'''
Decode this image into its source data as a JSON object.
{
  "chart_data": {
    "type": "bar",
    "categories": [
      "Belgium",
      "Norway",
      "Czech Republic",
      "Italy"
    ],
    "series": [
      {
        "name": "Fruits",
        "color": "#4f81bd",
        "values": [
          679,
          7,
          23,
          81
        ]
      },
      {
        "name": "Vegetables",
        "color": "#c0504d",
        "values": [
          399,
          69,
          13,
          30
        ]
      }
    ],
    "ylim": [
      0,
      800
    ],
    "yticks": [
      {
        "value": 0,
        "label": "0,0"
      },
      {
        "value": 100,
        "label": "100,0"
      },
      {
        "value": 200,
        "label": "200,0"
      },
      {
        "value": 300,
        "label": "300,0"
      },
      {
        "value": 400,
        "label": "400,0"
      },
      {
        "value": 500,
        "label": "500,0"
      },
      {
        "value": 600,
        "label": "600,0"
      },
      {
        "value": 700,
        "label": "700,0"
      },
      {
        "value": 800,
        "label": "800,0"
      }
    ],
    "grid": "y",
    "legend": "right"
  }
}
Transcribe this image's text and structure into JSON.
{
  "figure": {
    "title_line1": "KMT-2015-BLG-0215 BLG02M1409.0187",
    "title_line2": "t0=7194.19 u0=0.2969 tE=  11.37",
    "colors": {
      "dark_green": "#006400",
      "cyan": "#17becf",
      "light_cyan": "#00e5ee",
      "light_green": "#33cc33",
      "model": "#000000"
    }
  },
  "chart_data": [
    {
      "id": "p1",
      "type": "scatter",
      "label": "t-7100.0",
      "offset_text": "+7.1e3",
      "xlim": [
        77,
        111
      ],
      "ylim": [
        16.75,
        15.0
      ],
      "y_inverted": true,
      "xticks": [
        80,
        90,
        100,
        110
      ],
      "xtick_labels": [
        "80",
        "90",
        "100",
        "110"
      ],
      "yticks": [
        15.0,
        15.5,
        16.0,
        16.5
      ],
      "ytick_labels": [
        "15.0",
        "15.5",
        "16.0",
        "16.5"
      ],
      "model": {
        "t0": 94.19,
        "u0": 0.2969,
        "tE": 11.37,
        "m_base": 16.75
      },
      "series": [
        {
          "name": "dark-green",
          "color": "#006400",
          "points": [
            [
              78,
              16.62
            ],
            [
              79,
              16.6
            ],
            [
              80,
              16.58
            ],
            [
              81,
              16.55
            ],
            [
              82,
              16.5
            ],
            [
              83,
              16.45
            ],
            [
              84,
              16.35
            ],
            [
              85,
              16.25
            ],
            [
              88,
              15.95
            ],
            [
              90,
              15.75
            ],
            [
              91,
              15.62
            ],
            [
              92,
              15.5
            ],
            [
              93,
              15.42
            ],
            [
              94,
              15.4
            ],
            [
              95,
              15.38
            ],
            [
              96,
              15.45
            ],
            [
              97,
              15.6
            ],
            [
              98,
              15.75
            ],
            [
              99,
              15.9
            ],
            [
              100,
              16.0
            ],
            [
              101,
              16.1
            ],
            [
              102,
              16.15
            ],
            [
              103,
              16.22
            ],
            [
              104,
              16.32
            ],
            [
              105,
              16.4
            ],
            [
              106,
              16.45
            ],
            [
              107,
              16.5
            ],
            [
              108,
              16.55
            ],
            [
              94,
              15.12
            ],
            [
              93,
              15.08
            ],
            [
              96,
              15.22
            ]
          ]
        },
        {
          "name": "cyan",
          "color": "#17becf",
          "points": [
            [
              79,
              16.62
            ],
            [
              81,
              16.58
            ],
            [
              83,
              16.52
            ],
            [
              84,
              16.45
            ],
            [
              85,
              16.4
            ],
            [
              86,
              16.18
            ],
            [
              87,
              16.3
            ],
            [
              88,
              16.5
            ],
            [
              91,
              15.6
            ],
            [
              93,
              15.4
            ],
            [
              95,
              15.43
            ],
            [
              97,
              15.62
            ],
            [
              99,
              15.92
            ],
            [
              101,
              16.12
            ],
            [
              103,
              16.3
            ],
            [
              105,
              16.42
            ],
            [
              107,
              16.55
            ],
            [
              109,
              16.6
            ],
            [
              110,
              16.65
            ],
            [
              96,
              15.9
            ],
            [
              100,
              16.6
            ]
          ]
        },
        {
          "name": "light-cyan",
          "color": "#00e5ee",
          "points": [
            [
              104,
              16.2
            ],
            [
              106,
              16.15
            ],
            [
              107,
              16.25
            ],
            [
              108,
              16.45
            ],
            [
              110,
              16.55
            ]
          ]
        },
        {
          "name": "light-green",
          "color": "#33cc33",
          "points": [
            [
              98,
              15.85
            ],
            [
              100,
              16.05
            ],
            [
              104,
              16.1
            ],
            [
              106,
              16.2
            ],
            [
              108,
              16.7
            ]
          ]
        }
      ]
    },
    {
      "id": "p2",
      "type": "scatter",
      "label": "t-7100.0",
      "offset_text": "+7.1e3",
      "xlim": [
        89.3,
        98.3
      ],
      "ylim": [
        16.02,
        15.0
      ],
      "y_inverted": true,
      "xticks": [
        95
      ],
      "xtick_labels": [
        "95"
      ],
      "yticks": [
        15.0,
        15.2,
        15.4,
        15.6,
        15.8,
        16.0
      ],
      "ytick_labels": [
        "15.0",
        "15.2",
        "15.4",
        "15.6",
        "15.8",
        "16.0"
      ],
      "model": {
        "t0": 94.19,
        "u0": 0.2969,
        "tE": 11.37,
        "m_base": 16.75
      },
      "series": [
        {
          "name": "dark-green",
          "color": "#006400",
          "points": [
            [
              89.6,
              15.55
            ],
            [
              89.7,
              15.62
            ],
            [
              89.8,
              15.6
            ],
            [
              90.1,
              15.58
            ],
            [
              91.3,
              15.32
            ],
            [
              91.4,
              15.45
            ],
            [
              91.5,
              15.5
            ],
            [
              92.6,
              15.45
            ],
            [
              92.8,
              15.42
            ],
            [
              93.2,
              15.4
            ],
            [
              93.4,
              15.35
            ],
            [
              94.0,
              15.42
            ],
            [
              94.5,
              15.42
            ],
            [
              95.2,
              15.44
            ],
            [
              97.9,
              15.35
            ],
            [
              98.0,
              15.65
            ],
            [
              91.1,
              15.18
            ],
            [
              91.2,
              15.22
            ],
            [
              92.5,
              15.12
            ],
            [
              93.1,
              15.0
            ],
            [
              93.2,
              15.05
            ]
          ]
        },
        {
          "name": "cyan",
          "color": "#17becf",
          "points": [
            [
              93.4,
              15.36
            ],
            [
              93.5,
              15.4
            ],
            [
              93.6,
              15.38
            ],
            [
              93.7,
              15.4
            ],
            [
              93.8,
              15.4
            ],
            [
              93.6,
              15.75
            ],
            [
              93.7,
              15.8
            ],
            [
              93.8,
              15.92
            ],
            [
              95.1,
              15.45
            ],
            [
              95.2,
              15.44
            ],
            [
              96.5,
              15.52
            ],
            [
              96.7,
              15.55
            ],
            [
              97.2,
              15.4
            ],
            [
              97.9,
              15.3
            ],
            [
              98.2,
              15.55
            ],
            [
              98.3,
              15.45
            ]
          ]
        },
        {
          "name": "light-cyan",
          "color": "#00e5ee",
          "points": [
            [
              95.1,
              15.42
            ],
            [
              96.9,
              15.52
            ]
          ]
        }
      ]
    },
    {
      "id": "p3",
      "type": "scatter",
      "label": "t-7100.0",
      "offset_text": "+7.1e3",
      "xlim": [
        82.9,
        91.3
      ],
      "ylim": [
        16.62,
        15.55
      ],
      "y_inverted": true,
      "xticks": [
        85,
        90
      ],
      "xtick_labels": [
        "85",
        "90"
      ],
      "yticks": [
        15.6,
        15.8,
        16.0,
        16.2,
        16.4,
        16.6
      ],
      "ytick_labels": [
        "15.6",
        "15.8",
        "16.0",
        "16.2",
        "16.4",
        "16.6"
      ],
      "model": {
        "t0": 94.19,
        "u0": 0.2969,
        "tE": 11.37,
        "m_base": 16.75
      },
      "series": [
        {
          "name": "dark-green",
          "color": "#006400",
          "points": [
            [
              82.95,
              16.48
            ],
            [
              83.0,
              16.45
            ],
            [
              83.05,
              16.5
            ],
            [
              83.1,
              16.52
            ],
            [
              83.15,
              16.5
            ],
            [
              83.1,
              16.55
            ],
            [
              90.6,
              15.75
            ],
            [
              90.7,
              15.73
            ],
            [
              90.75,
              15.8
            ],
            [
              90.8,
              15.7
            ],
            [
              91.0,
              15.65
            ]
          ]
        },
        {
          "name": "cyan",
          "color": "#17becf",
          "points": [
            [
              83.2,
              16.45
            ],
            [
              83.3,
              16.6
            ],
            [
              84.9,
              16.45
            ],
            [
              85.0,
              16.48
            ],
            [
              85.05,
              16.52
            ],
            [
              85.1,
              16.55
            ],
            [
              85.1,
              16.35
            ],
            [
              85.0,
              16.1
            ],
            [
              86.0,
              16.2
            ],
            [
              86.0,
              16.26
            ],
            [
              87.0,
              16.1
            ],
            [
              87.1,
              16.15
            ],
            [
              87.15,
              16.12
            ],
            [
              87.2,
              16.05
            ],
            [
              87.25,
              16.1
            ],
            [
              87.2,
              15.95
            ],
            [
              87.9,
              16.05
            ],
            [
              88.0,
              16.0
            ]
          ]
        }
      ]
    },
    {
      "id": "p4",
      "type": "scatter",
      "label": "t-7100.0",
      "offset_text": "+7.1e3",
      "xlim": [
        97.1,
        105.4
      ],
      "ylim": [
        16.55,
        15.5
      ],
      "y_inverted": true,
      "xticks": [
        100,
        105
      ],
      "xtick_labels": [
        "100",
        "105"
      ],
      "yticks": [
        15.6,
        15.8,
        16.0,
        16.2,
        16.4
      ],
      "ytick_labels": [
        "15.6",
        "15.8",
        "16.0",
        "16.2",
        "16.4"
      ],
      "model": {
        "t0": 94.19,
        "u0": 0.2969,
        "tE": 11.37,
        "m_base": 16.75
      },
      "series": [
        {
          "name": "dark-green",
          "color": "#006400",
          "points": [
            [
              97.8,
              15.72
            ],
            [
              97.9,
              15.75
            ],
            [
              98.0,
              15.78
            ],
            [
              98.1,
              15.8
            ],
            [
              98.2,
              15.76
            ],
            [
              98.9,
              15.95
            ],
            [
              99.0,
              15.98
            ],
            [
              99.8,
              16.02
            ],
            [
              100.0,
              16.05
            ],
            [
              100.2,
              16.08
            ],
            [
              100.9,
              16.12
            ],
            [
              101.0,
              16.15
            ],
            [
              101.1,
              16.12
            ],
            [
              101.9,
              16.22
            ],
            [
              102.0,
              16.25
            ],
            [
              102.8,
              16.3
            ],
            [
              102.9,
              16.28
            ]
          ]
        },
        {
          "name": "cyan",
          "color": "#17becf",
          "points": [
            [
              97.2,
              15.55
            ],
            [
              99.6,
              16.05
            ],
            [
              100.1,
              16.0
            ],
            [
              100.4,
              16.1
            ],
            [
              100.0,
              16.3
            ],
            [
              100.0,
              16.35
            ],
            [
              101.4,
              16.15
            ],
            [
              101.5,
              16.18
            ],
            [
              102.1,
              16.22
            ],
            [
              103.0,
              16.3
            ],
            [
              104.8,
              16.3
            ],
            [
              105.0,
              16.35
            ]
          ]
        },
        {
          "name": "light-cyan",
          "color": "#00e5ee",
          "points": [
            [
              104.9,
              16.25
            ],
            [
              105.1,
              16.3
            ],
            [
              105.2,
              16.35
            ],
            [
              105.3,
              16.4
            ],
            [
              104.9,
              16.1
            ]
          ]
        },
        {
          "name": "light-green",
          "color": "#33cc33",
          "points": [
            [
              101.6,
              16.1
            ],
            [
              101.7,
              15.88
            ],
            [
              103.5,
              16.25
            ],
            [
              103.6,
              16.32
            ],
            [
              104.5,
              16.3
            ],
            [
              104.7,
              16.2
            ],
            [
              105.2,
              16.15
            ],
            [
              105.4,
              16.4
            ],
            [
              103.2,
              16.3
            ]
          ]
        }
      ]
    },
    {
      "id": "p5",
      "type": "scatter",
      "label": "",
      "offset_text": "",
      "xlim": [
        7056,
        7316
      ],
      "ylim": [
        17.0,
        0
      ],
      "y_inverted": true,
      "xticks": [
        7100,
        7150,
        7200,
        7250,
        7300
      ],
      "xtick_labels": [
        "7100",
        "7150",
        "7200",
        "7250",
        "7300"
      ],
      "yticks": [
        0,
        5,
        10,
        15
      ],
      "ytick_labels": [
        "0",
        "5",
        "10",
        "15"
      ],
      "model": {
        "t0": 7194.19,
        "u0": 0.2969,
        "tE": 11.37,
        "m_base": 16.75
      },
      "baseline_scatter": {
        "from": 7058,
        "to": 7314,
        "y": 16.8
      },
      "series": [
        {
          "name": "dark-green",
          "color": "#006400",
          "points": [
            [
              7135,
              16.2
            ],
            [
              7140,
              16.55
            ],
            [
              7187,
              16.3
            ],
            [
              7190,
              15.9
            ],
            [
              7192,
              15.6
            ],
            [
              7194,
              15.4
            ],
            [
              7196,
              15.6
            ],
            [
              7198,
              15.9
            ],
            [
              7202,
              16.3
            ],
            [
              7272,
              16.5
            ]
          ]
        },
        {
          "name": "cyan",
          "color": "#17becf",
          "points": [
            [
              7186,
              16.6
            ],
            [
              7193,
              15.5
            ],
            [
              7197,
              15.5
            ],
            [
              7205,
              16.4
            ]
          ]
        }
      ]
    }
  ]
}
'''
Given exercise:
Copy out each line of the entries that holds "into".

Result below:
Decode this image into its source data as a JSON object.
Transcribe this image's text and structure into JSON.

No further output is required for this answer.